## Begin

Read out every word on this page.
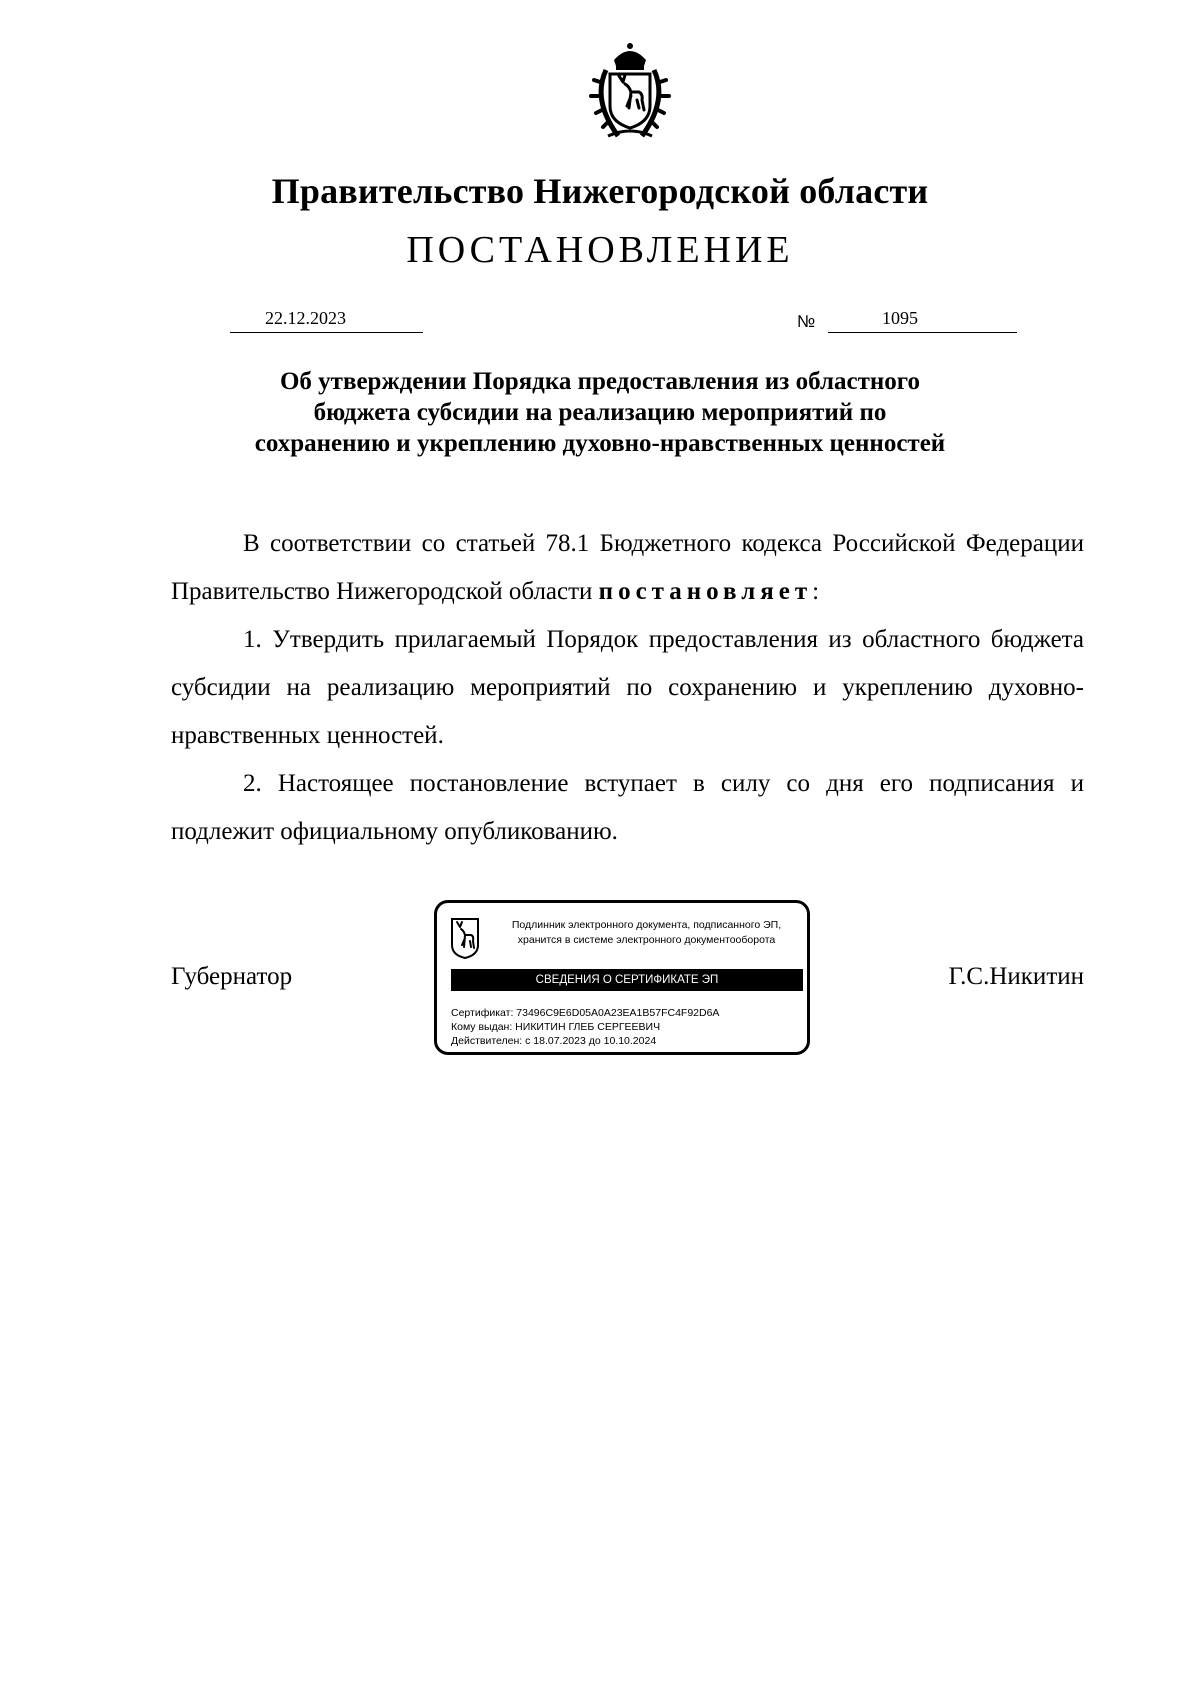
Правительство Нижегородской области
ПОСТАНОВЛЕНИЕ
22.12.2023	№	1095
Об утверждении Порядка предоставления из областного
бюджета субсидии на реализацию мероприятий по
сохранению и укреплению духовно-нравственных ценностей

В соответствии со статьей 78.1 Бюджетного кодекса Российской Федерации Правительство Нижегородской области постановляет:

1. Утвердить прилагаемый Порядок предоставления из областного бюджета субсидии на реализацию мероприятий по сохранению и укреплению духовно-нравственных ценностей.

2. Настоящее постановление вступает в силу со дня его подписания и подлежит официальному опубликованию.

Губернатор	Г.С.Никитин
Подлинник электронного документа, подписанного ЭП,
хранится в системе электронного документооборота
СВЕДЕНИЯ О СЕРТИФИКАТЕ ЭП
Сертификат: 73496C9E6D05A0A23EA1B57FC4F92D6A
Кому выдан: НИКИТИН ГЛЕБ СЕРГЕЕВИЧ
Действителен: с 18.07.2023 до 10.10.2024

## End

**Work to be completed**
Repeat each entry exactly. Pictures do not belong in the copy.

**Solution to this task**
Read out every word on this page.
Правительство Нижегородской области
ПОСТАНОВЛЕНИЕ
22.12.2023	№	1095
Об утверждении Порядка предоставления из областного
бюджета субсидии на реализацию мероприятий по
сохранению и укреплению духовно-нравственных ценностей

В соответствии со статьей 78.1 Бюджетного кодекса Российской Федерации Правительство Нижегородской области постановляет:

1. Утвердить прилагаемый Порядок предоставления из областного бюджета субсидии на реализацию мероприятий по сохранению и укреплению духовно-нравственных ценностей.

2. Настоящее постановление вступает в силу со дня его подписания и подлежит официальному опубликованию.

Губернатор	Г.С.Никитин
Подлинник электронного документа, подписанного ЭП,
хранится в системе электронного документооборота
СВЕДЕНИЯ О СЕРТИФИКАТЕ ЭП
Сертификат: 73496C9E6D05A0A23EA1B57FC4F92D6A
Кому выдан: НИКИТИН ГЛЕБ СЕРГЕЕВИЧ
Действителен: с 18.07.2023 до 10.10.2024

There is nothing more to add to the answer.